→ AIM OF THE TASK
Every entry needs to be printed exactly, please.

→ SUPPLIED ENTRIES

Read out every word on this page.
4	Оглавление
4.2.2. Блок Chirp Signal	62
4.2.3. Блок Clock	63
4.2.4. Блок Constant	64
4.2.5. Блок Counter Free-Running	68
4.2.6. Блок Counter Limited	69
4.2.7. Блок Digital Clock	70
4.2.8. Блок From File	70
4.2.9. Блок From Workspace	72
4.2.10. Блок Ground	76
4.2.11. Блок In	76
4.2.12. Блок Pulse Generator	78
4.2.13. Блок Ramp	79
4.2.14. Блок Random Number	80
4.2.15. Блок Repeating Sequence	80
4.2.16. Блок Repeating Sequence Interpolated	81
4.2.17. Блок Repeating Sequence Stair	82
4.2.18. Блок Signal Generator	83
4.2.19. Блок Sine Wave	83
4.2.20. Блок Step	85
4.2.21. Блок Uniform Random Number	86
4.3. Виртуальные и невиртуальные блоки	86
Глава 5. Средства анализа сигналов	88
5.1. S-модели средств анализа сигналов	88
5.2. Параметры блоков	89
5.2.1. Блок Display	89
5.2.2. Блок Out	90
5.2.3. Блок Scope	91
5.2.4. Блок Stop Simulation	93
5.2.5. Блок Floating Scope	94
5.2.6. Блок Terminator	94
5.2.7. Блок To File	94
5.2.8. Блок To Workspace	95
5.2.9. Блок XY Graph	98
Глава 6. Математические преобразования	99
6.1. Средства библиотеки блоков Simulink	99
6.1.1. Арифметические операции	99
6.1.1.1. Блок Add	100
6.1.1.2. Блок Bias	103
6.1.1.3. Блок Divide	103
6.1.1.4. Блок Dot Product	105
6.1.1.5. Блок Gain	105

→ COMPLETE OUTPUT
Read out every word on this page.
4	Оглавление
4.2.2. Блок Chirp Signal	62
4.2.3. Блок Clock	63
4.2.4. Блок Constant	64
4.2.5. Блок Counter Free-Running	68
4.2.6. Блок Counter Limited	69
4.2.7. Блок Digital Clock	70
4.2.8. Блок From File	70
4.2.9. Блок From Workspace	72
4.2.10. Блок Ground	76
4.2.11. Блок In	76
4.2.12. Блок Pulse Generator	78
4.2.13. Блок Ramp	79
4.2.14. Блок Random Number	80
4.2.15. Блок Repeating Sequence	80
4.2.16. Блок Repeating Sequence Interpolated	81
4.2.17. Блок Repeating Sequence Stair	82
4.2.18. Блок Signal Generator	83
4.2.19. Блок Sine Wave	83
4.2.20. Блок Step	85
4.2.21. Блок Uniform Random Number	86
4.3. Виртуальные и невиртуальные блоки	86
Глава 5. Средства анализа сигналов	88
5.1. S-модели средств анализа сигналов	88
5.2. Параметры блоков	89
5.2.1. Блок Display	89
5.2.2. Блок Out	90
5.2.3. Блок Scope	91
5.2.4. Блок Stop Simulation	93
5.2.5. Блок Floating Scope	94
5.2.6. Блок Terminator	94
5.2.7. Блок To File	94
5.2.8. Блок To Workspace	95
5.2.9. Блок XY Graph	98
Глава 6. Математические преобразования	99
6.1. Средства библиотеки блоков Simulink	99
6.1.1. Арифметические операции	99
6.1.1.1. Блок Add	100
6.1.1.2. Блок Bias	103
6.1.1.3. Блок Divide	103
6.1.1.4. Блок Dot Product	105
6.1.1.5. Блок Gain	105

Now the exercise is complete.